**Exercise task**
Return the lines verbatim from the start of the records through the line containing "table-row: Signup_login 10M", including that line.

(Element position data)

- - - - -

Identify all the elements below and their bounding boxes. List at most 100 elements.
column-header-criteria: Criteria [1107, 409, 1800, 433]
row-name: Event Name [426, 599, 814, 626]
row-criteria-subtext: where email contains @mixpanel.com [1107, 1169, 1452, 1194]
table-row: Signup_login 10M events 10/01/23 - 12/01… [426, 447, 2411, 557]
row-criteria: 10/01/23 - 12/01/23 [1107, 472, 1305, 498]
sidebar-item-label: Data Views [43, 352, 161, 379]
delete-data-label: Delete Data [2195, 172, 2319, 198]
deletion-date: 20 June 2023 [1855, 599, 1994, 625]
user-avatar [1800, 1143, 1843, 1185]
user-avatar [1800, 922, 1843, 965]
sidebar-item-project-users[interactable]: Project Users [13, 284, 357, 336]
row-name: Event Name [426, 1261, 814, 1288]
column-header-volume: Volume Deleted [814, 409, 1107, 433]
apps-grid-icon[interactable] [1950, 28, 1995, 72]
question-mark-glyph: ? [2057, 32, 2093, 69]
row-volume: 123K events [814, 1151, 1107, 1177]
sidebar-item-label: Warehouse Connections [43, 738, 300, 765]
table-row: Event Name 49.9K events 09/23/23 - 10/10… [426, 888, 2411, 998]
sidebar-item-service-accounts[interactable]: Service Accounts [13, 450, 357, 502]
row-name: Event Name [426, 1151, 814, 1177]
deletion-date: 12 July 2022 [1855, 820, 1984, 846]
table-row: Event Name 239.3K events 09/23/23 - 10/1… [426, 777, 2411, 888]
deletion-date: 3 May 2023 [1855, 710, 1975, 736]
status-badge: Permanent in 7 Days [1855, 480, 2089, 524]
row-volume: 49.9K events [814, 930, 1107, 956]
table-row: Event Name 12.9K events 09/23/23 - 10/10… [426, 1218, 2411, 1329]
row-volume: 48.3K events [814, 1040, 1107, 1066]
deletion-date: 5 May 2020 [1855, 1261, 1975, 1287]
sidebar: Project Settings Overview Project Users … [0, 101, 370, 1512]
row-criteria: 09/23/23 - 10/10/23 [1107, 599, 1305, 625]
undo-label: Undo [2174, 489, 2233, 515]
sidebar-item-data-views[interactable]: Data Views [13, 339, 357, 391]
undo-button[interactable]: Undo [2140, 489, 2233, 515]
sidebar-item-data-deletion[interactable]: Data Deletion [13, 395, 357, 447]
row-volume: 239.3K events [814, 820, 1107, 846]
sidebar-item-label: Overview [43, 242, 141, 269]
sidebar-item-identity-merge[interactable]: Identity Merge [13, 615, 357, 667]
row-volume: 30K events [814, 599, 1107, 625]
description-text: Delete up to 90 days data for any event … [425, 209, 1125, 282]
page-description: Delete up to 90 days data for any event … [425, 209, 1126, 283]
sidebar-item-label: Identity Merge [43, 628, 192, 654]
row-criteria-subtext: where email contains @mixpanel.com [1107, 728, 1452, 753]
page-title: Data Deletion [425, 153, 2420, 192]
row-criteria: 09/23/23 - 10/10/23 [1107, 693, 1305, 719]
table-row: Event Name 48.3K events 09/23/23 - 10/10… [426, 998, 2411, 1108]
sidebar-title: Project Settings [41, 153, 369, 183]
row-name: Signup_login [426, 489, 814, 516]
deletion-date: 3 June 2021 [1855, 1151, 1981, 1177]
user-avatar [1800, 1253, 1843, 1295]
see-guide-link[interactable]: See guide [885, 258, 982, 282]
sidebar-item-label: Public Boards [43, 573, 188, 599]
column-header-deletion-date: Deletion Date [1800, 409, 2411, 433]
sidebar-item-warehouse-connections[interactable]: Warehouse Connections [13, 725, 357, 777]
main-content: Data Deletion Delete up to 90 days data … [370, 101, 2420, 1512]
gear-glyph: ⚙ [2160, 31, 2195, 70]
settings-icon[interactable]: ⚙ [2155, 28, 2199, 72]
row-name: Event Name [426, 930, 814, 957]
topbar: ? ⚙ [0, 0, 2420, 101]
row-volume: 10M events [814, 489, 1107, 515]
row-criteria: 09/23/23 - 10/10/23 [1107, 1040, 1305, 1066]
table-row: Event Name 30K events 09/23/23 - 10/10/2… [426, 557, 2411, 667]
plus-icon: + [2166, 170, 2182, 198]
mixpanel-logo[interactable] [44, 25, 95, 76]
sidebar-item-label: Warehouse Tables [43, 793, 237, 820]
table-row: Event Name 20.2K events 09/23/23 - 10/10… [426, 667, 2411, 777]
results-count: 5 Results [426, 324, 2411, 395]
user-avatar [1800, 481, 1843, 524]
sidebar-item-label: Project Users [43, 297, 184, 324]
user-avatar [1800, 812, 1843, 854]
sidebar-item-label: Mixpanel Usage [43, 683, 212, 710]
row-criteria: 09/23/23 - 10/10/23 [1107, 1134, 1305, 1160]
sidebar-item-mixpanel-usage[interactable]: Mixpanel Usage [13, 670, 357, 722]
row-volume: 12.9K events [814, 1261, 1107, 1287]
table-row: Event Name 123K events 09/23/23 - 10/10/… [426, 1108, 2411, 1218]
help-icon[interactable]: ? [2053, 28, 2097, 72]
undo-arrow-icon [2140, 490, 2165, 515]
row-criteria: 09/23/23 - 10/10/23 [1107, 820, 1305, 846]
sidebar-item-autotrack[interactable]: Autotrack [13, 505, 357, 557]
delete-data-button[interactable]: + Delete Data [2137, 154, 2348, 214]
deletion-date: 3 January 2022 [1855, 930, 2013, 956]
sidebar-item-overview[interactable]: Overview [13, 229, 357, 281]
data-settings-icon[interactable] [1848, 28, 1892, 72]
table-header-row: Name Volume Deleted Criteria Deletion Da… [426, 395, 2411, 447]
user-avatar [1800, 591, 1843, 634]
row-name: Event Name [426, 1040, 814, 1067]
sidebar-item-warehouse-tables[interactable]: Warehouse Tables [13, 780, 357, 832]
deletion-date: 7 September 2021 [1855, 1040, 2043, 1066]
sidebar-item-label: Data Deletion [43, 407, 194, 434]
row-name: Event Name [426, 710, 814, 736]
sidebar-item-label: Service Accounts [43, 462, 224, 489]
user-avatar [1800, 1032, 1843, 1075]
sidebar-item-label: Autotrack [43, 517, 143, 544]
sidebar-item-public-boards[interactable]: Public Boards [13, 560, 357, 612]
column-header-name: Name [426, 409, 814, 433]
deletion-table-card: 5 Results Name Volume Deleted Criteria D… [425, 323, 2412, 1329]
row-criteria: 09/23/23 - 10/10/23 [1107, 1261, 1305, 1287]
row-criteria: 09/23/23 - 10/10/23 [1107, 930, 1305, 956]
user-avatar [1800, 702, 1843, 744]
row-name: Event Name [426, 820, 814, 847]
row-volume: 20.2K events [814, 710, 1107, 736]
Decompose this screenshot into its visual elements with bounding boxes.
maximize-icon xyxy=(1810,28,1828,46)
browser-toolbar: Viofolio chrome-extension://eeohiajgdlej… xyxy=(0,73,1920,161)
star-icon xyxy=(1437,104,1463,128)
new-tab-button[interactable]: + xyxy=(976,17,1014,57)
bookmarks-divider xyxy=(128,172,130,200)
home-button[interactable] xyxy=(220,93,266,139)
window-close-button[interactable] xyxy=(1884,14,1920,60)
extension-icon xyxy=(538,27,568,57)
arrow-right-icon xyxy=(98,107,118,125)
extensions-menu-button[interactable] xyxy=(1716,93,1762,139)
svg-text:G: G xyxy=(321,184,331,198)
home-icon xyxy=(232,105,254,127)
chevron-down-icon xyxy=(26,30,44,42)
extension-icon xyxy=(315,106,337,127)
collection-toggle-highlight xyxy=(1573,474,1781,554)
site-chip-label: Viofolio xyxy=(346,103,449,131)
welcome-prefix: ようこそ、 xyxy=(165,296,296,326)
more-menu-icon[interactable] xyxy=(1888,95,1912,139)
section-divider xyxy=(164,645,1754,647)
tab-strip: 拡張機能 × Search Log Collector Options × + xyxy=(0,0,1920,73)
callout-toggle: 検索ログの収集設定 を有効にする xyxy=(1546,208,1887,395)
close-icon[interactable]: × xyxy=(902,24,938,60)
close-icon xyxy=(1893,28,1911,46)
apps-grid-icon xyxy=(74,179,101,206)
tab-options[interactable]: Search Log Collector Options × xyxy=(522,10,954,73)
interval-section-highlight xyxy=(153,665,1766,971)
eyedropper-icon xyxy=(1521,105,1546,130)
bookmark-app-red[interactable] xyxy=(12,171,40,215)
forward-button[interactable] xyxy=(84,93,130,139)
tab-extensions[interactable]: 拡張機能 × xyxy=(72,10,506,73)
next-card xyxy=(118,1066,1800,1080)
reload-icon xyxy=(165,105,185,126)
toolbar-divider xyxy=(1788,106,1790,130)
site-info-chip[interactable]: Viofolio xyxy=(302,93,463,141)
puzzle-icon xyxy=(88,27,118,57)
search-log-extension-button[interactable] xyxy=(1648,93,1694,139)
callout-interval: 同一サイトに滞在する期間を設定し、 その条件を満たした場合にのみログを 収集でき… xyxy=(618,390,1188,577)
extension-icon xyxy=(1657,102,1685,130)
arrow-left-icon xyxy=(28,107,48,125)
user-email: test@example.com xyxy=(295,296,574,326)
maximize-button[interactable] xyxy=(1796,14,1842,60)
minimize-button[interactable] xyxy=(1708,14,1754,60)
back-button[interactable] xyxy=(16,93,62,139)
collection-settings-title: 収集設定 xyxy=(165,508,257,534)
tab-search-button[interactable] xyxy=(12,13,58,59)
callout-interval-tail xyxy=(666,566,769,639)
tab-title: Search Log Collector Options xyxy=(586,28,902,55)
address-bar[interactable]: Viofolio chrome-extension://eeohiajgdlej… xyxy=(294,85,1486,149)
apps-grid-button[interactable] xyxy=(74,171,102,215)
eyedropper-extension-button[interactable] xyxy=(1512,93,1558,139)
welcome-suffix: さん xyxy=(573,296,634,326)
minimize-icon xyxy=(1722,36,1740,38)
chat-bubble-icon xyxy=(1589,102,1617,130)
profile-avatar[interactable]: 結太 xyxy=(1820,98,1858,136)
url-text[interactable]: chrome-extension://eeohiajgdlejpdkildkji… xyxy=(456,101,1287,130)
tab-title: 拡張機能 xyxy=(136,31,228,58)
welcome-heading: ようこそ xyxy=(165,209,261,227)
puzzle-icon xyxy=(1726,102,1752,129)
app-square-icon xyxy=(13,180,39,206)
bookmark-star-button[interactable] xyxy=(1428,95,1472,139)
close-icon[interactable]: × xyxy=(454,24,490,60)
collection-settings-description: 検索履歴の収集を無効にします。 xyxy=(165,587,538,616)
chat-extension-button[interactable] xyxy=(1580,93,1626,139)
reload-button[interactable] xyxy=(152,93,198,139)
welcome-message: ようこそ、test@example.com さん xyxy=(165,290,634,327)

- - - - -

**Answer to this exercise**
Identify all the elements below and their bounding boxes. List at most 100 elements.
column-header-criteria: Criteria [1107, 409, 1800, 433]
row-name: Event Name [426, 599, 814, 626]
row-criteria-subtext: where email contains @mixpanel.com [1107, 1169, 1452, 1194]
table-row: Signup_login 10M events 10/01/23 - 12/01… [426, 447, 2411, 557]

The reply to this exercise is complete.